* WHAT YOU ARE ASKED TO DO *
Copy out every line of the entries below word for word, leaving the pictures out of your answer.

----

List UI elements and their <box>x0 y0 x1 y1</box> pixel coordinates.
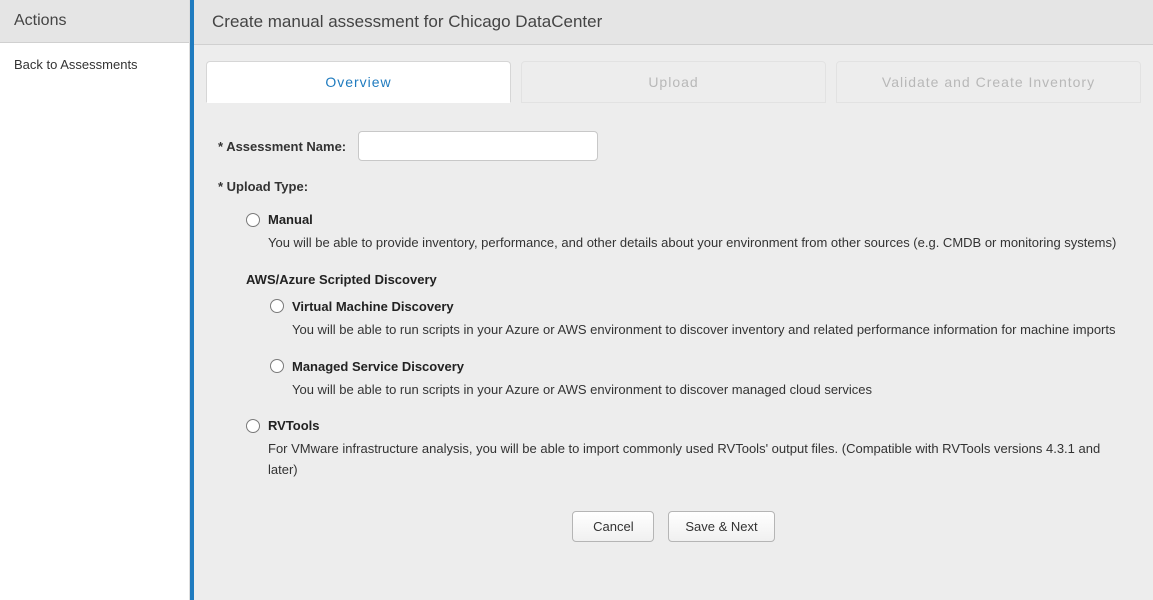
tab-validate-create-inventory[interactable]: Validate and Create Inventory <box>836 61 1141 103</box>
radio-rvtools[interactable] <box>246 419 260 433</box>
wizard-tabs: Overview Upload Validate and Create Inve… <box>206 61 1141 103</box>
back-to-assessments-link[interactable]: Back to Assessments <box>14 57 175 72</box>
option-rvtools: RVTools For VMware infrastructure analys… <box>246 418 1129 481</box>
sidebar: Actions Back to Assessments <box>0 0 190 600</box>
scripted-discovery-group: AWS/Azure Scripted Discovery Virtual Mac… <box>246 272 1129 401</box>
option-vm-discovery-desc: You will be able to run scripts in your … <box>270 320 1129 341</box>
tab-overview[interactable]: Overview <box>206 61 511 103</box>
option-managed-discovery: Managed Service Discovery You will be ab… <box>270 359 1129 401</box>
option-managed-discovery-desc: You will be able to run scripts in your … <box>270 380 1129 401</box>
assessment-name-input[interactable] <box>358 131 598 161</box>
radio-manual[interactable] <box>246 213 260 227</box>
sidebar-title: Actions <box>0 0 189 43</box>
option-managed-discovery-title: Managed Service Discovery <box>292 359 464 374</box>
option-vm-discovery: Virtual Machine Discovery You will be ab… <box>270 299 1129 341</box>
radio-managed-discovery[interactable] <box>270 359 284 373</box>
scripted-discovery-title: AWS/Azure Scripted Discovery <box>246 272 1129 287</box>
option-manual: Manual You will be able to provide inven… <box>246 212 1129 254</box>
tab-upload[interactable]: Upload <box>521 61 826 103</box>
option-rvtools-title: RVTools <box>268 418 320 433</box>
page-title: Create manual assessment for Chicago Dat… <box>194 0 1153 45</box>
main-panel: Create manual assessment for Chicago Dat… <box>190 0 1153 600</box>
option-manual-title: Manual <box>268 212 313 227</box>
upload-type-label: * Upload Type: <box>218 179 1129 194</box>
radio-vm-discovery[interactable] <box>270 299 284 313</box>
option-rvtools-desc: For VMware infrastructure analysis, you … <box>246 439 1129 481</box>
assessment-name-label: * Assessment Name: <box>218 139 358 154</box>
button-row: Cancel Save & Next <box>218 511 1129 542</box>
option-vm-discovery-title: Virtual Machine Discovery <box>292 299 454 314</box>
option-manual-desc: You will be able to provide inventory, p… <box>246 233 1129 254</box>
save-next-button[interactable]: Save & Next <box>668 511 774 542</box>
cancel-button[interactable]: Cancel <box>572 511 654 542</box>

----

* CORRECT OUTPUT *
List UI elements and their <box>x0 y0 x1 y1</box> pixel coordinates.
tab-validate-create-inventory[interactable]: Validate and Create Inventory <box>836 61 1141 103</box>
radio-rvtools[interactable] <box>246 419 260 433</box>
wizard-tabs: Overview Upload Validate and Create Inve… <box>206 61 1141 103</box>
back-to-assessments-link[interactable]: Back to Assessments <box>14 57 175 72</box>
option-rvtools: RVTools For VMware infrastructure analys… <box>246 418 1129 481</box>
sidebar: Actions Back to Assessments <box>0 0 190 600</box>
scripted-discovery-group: AWS/Azure Scripted Discovery Virtual Mac… <box>246 272 1129 401</box>
option-vm-discovery-desc: You will be able to run scripts in your … <box>270 320 1129 341</box>
tab-overview[interactable]: Overview <box>206 61 511 103</box>
option-managed-discovery: Managed Service Discovery You will be ab… <box>270 359 1129 401</box>
option-managed-discovery-desc: You will be able to run scripts in your … <box>270 380 1129 401</box>
assessment-name-input[interactable] <box>358 131 598 161</box>
radio-manual[interactable] <box>246 213 260 227</box>
sidebar-title: Actions <box>0 0 189 43</box>
option-managed-discovery-title: Managed Service Discovery <box>292 359 464 374</box>
option-vm-discovery: Virtual Machine Discovery You will be ab… <box>270 299 1129 341</box>
radio-managed-discovery[interactable] <box>270 359 284 373</box>
scripted-discovery-title: AWS/Azure Scripted Discovery <box>246 272 1129 287</box>
option-manual: Manual You will be able to provide inven… <box>246 212 1129 254</box>
tab-upload[interactable]: Upload <box>521 61 826 103</box>
option-rvtools-title: RVTools <box>268 418 320 433</box>
page-title: Create manual assessment for Chicago Dat… <box>194 0 1153 45</box>
main-panel: Create manual assessment for Chicago Dat… <box>190 0 1153 600</box>
option-manual-title: Manual <box>268 212 313 227</box>
upload-type-label: * Upload Type: <box>218 179 1129 194</box>
radio-vm-discovery[interactable] <box>270 299 284 313</box>
option-rvtools-desc: For VMware infrastructure analysis, you … <box>246 439 1129 481</box>
assessment-name-label: * Assessment Name: <box>218 139 358 154</box>
button-row: Cancel Save & Next <box>218 511 1129 542</box>
option-vm-discovery-title: Virtual Machine Discovery <box>292 299 454 314</box>
option-manual-desc: You will be able to provide inventory, p… <box>246 233 1129 254</box>
save-next-button[interactable]: Save & Next <box>668 511 774 542</box>
cancel-button[interactable]: Cancel <box>572 511 654 542</box>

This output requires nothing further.